*TASK STATEMENT*:
Would you transcribe all of the data exactly, down to the last character?

==== DATA LINES ====

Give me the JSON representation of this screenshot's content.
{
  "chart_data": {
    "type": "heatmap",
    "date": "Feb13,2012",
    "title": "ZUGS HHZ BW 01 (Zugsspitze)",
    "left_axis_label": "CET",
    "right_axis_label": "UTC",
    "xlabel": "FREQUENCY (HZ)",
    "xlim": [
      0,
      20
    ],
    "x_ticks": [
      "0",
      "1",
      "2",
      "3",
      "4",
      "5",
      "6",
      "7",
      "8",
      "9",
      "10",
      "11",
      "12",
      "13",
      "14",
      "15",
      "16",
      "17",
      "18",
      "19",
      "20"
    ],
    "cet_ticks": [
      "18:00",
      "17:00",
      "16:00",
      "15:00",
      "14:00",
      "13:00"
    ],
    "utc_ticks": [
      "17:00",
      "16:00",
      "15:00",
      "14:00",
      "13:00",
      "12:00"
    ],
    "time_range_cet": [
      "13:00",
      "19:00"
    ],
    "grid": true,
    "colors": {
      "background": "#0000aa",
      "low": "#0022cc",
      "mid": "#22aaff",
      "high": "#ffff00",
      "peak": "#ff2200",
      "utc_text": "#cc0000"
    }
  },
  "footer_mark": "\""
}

====

*OUTPUT BELOW*:
Give me the JSON representation of this screenshot's content.
{
  "chart_data": {
    "type": "heatmap",
    "date": "Feb13,2012",
    "title": "ZUGS HHZ BW 01 (Zugsspitze)",
    "left_axis_label": "CET",
    "right_axis_label": "UTC",
    "xlabel": "FREQUENCY (HZ)",
    "xlim": [
      0,
      20
    ],
    "x_ticks": [
      "0",
      "1",
      "2",
      "3",
      "4",
      "5",
      "6",
      "7",
      "8",
      "9",
      "10",
      "11",
      "12",
      "13",
      "14",
      "15",
      "16",
      "17",
      "18",
      "19",
      "20"
    ],
    "cet_ticks": [
      "18:00",
      "17:00",
      "16:00",
      "15:00",
      "14:00",
      "13:00"
    ],
    "utc_ticks": [
      "17:00",
      "16:00",
      "15:00",
      "14:00",
      "13:00",
      "12:00"
    ],
    "time_range_cet": [
      "13:00",
      "19:00"
    ],
    "grid": true,
    "colors": {
      "background": "#0000aa",
      "low": "#0022cc",
      "mid": "#22aaff",
      "high": "#ffff00",
      "peak": "#ff2200",
      "utc_text": "#cc0000"
    }
  },
  "footer_mark": "\""
}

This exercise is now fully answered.